• **Source document**:

Superior Court of Delaware

December 19, 2017

Donovan Smith HOA, Appellant,
v.
Donovan Smith MHP, LLC, Appellee.

          Submitted: September 1, 2017

         Upon Appellants' Appeal from the Decision of the Arbitrator, AFFIRMED.

          Brian S. Eng, Esq., Community Legal Aid Society, Inc., Attorney for Appellant.

          Seth L. Thompson, Esq., Sergovic Carmean Weidman McCartney & Owens, P.A., Attorney for Appellee.

          OPINION

          M. Jane Brady Judge.

         I. INTRODUCTION

         Before the Court is an appeal by the residents of the Donovan Smith Manufactured Home Park ("Homeowners") from a decision by an Arbitrator to allow Donovan Smith MHP, LLC ("Donovan Smith") to impose a rent increase greater than the CPI-U.[1] The Arbitrator found that Donovan Smith had met the statutory requirements to increase the rent in the amount requested.[2]

         Following appeal and briefing, the matter was referred for consideration on September 1, 2017. This is the Court's decision.

         II. STANDARD OF REVIEW

         While there has been some question about the proper standard of review of the arbitration process provided by this statute, [3] the parties appear to agree that the standard used in an administrative appeal as applicable. That is, the standard is whether the decision of the Arbitrator is supported by substantial evidence[4] and free from legal error.[5] The Court has a limited role when reviewing a decision by an administrative agency. If the decision is supported by substantial evidence and free from legal error, the decision will be affirmed.[6] Substantial evidence is evidence that a reasonable person might find adequate to support a conclusion.[7]Freedom from legal error exists when the agency "applied the relevant legal principles."[8] The agency determines credibility, weighs evidence and makes factual findings.[9] This Court does not sit as the trier of fact, nor should the Court substitute its judgment for that rendered by the agency.[10] The Court must affirm the decision of the agency, if properly supported, even if the Court might have, in the first instance, reached an opposite conclusion.[11] Only when there is no satisfactory proof in support of a factual finding of the agency may this Court overturn it.[12]

         III. THE ARBITRATION HEARING[[1]]

         The arbitration was conducted in a less formal fashion than a trial proceeding, but was structured to allow each party to present witnesses and evidence, conduct cross-examination and present final argument. Neither side was represented by an attorney at the hearing.

         The Arbitrator invited the Homeowners to proceed first as they were challenging the rent increase.[14] Ms. Terry Saunders, [15] representing the interests of the Homeowners, testified briefly regarding health and safety concerns at the park, a lack of amenities and landscaping, and of generally poor conditions.[16] She acknowledged, however, that Donovan Smith had not been cited by any governmental or regulatory agency for health or safety violations.[17] She then called James McCarty as a witness. Mr. McCarty, a resident, spoke regarding the communities that Donovan Smith had claimed were comparable in a letter to the Homeowners.[18] Mr. McCarty also testified that the other communities included water, sewer and trash in the rents charged.[19]While Mr. McCarty thought Donovan Smith's property was less attractive, and not as well manicured, [20] he testified that McNichol Place was a community "along the same lines of Donovan Smith."[21] When asked to compare that community to Donovan Smith, he testified that McNichol Place was "Similar. I can't say better."[22]

         Mr. Kenneth Burnham represented the interests of Donovan Smith. He called Ms. Jacqueline McIlvain, office manager for Donovan Smith, who testified that Donovan Smith currently charged $447.60 per month, which included water, sewer and trash expenses. She also testified that the McNichol Place, Whispering Pines and Love Creek Communities were comparable to Donovan Smith.[23] She had researched rents at those parks and found they exceeded Donovan Smith by a substantial amount.[24] She further testified that the most similar community was McNichol Place because, like Donovan Smith, it was older and did not offer a pool, community center or recreation area.[25] Ms. McIlvain also testified that in the previous year Donovan Smith had installed paved driveways in each unit in the park and painted the maintenance building.[26]

         Following testimony, each party presented argument. Mr. Burnham argued the improvements established that the rent increase was directly related to increased expenses for the improvement and maintenance of the community. Further, he contended that Donovan Smith had established that a market rent increase was justified based on the testimony regarding the comparable communities and the rents charged in those communities.

• **Task objective**: According to the court opinion, what monthly rent did Donovan Smith currently charge, and which expenses did that amount include?

Bounding box annotations
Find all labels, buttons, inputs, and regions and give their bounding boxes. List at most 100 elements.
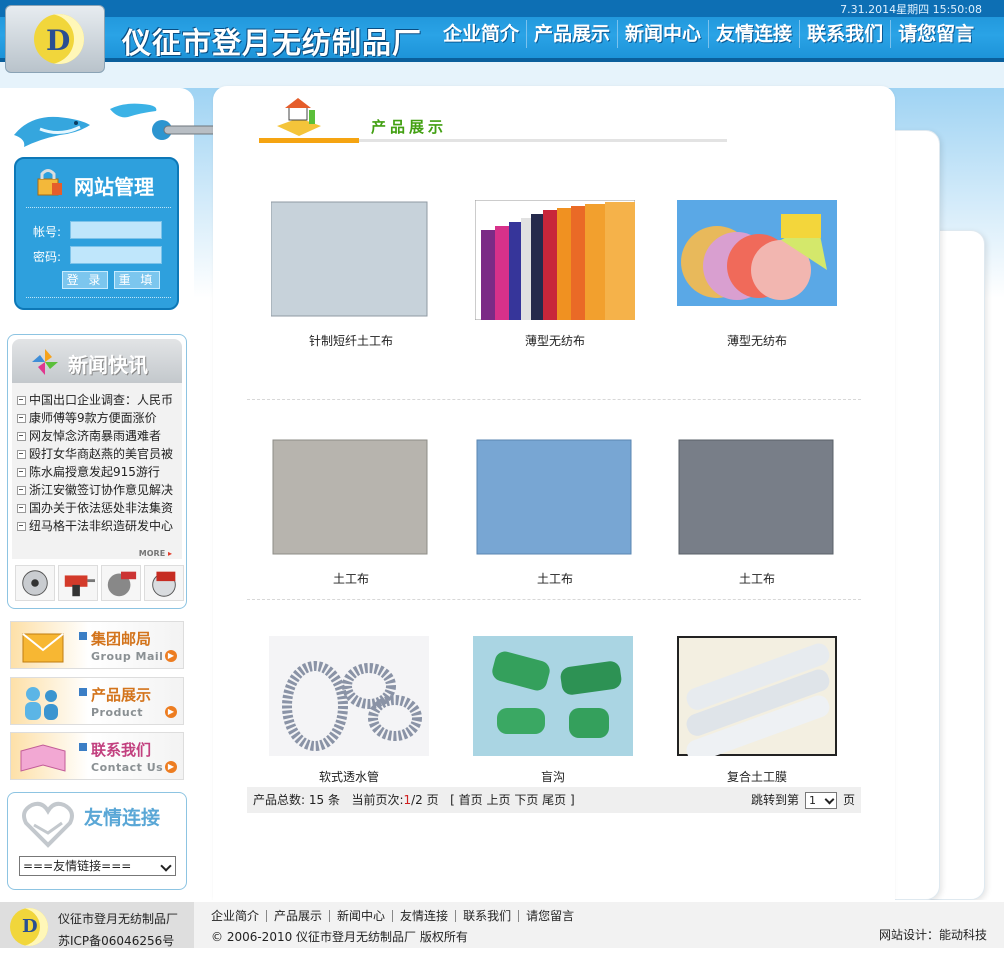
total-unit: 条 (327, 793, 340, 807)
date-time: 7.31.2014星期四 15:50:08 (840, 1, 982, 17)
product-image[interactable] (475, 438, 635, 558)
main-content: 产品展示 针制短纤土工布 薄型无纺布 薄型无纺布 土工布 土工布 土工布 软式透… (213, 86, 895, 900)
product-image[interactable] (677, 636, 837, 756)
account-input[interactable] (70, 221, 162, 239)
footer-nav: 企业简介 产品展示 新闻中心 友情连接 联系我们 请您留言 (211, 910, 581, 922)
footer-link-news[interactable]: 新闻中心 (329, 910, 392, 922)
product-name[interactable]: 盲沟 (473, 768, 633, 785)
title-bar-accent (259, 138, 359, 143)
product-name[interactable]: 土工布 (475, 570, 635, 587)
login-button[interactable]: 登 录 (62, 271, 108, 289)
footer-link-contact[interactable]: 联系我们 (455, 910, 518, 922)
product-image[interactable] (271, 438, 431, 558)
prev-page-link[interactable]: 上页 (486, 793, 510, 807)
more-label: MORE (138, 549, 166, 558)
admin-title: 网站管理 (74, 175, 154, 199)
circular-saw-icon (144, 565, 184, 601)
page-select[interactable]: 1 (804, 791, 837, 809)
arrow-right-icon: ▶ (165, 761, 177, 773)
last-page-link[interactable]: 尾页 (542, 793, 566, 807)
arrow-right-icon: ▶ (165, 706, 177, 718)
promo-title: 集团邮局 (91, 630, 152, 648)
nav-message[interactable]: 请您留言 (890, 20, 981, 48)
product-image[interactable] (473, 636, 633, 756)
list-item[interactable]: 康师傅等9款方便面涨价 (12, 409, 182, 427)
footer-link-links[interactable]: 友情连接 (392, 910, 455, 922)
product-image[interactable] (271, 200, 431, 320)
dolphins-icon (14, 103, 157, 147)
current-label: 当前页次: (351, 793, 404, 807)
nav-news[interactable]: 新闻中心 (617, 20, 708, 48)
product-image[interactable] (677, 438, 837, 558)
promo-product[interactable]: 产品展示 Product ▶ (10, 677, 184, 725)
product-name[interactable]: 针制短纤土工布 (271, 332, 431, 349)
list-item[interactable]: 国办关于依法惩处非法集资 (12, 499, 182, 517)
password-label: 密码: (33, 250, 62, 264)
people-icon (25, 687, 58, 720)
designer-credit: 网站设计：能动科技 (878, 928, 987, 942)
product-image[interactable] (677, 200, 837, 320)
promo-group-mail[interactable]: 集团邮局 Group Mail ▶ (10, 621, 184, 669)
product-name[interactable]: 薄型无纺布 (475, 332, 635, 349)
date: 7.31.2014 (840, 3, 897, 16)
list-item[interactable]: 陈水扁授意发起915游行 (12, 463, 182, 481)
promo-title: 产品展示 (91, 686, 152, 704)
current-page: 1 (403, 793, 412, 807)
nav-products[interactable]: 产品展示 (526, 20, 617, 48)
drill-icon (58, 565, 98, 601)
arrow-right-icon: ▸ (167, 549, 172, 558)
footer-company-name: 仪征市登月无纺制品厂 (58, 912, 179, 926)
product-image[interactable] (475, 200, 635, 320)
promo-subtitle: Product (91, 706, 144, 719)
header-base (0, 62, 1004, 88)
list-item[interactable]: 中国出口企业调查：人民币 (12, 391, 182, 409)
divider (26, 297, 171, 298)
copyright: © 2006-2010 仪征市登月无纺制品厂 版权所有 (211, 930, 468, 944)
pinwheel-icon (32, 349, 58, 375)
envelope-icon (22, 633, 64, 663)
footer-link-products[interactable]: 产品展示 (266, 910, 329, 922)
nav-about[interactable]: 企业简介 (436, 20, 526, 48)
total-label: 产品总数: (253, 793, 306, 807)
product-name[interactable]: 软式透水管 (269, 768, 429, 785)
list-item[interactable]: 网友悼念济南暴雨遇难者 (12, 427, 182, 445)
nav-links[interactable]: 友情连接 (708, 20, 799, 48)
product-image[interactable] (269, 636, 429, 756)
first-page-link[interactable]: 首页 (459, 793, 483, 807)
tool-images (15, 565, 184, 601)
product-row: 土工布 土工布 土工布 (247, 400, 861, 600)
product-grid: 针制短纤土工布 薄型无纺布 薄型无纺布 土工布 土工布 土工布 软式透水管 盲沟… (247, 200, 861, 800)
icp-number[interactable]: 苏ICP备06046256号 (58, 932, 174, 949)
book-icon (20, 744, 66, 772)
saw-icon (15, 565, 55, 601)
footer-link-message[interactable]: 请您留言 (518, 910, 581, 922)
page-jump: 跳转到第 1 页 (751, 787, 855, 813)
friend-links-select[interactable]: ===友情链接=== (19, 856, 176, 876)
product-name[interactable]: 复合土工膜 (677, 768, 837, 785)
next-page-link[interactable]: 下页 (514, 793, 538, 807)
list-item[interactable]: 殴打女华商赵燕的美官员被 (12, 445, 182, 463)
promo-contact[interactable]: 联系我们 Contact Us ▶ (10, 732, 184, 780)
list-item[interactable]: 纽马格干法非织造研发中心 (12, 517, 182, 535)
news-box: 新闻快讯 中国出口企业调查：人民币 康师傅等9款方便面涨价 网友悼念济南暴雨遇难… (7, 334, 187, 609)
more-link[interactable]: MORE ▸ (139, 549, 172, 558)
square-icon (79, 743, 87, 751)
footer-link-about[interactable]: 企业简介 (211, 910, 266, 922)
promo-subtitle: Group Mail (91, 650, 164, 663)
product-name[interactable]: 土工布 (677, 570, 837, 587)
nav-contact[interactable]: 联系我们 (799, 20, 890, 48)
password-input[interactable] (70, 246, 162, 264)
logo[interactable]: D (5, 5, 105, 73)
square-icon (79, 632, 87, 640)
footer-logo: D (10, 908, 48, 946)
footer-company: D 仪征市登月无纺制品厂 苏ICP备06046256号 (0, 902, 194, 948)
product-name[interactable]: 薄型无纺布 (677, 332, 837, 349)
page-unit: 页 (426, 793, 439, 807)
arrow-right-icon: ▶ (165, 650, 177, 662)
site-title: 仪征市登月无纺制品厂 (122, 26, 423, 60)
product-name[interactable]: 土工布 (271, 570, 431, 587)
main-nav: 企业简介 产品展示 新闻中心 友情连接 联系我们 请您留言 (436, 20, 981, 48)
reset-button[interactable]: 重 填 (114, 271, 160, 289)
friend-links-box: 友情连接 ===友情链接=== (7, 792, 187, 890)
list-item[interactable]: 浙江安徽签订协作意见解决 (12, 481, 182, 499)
--
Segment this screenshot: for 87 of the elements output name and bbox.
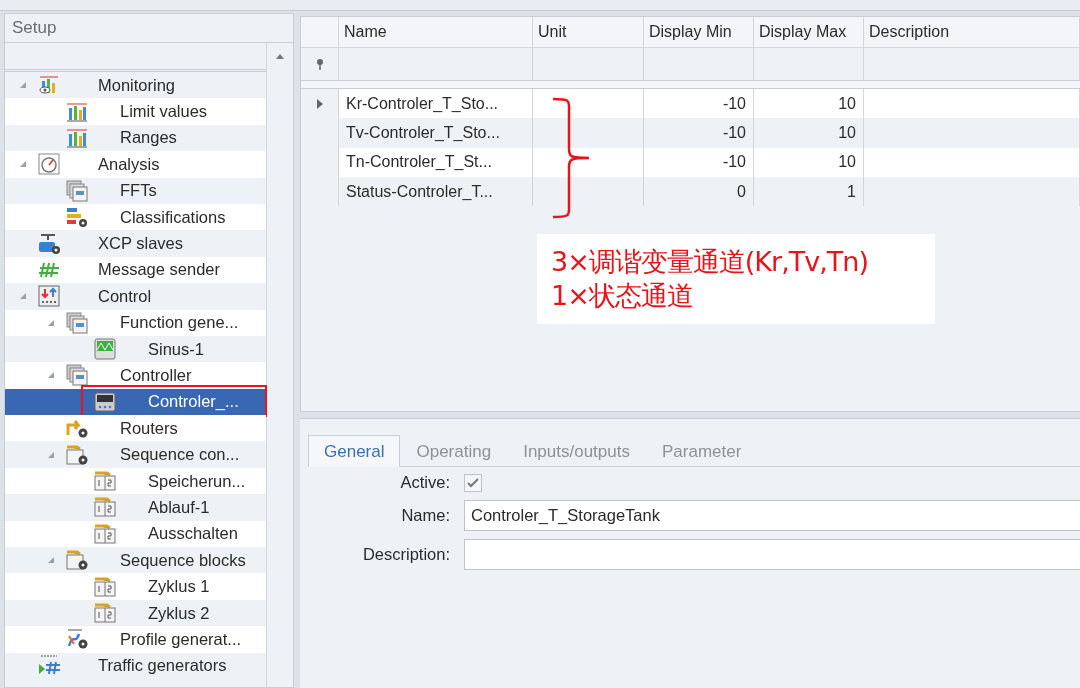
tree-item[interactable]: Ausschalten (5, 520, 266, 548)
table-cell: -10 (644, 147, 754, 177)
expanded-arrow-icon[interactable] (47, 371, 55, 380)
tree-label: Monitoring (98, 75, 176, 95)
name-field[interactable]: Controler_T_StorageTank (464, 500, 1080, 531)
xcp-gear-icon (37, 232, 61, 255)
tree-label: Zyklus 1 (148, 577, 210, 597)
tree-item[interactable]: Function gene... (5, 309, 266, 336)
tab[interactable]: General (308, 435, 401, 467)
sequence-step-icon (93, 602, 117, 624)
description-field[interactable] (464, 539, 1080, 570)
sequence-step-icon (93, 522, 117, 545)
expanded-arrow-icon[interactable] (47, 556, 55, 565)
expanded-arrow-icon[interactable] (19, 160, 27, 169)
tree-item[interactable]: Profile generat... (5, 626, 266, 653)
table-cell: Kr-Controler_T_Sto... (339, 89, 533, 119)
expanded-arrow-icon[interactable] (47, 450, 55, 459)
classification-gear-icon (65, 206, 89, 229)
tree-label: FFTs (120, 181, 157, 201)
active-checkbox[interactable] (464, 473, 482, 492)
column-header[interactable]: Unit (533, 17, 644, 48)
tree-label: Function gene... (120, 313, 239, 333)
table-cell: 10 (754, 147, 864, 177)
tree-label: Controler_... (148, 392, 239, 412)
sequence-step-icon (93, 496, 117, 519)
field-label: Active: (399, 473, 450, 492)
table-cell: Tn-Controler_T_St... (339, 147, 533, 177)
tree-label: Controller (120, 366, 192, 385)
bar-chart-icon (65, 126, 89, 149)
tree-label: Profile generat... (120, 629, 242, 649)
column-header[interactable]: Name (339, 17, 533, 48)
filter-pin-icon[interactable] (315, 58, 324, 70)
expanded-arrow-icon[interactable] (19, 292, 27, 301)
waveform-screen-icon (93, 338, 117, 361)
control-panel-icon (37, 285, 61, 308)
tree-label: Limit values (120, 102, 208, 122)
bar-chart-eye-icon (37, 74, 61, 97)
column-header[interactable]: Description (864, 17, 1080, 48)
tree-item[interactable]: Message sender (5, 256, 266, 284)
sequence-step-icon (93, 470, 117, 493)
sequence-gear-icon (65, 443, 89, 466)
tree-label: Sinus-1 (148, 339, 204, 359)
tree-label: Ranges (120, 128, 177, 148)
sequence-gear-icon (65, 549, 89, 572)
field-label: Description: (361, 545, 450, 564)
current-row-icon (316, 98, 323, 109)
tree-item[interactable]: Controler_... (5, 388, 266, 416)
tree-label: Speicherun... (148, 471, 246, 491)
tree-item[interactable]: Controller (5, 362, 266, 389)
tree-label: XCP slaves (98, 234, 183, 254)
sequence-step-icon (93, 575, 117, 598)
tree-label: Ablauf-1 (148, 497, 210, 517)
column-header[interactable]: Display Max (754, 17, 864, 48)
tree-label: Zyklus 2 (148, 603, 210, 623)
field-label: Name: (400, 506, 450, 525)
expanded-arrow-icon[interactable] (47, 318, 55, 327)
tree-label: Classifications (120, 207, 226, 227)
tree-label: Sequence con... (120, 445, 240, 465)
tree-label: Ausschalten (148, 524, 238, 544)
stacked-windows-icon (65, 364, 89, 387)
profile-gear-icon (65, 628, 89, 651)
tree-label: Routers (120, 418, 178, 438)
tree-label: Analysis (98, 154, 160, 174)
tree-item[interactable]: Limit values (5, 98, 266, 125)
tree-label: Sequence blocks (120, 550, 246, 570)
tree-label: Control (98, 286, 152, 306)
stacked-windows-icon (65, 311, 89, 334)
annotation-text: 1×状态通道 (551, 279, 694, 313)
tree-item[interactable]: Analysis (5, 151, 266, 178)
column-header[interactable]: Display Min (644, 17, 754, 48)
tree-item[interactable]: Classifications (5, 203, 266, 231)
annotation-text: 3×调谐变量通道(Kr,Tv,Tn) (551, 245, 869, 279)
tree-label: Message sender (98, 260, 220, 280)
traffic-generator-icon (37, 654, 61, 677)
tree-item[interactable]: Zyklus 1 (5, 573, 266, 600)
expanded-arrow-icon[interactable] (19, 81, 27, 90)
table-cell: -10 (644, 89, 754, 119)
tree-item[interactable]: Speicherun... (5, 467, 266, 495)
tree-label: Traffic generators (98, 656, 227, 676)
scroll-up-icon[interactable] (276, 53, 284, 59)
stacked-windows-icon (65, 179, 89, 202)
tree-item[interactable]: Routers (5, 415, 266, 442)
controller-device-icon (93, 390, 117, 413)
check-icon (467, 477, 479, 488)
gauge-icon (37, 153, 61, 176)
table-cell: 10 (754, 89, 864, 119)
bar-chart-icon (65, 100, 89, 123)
==
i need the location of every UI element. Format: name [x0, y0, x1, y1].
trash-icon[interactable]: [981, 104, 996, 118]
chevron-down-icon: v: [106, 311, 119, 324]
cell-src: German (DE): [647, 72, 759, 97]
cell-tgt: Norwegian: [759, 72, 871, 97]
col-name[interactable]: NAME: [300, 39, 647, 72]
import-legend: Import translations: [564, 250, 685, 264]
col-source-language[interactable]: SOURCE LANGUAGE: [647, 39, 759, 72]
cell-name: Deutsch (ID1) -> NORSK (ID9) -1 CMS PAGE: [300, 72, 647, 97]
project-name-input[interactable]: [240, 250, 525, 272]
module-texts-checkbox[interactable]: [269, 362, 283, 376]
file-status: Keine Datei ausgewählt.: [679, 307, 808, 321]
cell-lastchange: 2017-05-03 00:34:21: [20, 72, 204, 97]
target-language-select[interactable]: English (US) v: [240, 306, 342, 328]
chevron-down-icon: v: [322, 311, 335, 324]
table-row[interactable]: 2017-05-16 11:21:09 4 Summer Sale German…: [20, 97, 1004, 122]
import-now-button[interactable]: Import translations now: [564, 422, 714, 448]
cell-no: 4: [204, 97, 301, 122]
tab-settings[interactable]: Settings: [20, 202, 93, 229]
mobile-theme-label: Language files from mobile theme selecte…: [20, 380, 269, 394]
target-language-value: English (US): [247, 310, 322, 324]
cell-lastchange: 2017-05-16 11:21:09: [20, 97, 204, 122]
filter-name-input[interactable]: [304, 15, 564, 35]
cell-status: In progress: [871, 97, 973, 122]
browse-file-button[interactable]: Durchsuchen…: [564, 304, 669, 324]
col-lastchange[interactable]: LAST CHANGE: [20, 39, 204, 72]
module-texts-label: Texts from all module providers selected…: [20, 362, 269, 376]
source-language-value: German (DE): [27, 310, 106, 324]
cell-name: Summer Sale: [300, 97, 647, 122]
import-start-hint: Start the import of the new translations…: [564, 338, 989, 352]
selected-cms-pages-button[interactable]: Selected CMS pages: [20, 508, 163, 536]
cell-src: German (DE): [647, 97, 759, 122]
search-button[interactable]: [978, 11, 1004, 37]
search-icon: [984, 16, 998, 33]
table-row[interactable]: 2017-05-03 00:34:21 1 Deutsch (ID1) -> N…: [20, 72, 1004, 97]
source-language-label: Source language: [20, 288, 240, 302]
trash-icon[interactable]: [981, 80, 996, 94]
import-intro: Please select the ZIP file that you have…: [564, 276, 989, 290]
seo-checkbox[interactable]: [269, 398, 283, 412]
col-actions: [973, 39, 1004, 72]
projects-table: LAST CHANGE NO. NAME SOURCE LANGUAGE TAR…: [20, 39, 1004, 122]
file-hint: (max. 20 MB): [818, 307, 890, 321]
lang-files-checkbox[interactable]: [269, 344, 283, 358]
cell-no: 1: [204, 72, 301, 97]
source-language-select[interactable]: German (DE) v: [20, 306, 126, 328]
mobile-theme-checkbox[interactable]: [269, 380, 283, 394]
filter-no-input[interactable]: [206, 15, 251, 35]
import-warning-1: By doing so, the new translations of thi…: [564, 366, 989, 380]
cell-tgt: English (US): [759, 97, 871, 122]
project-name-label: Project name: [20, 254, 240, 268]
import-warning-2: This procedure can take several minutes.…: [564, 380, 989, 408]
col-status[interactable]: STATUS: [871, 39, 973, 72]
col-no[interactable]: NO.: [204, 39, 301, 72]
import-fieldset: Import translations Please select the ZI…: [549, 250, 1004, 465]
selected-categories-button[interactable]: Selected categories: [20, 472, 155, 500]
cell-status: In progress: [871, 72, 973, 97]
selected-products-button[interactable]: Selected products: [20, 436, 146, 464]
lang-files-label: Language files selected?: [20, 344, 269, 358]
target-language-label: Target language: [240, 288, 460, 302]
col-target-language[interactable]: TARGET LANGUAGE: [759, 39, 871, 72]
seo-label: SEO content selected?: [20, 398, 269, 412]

• **Full solution**: Donovan Smith charged $447.60 per month, which included water, sewer and trash expenses.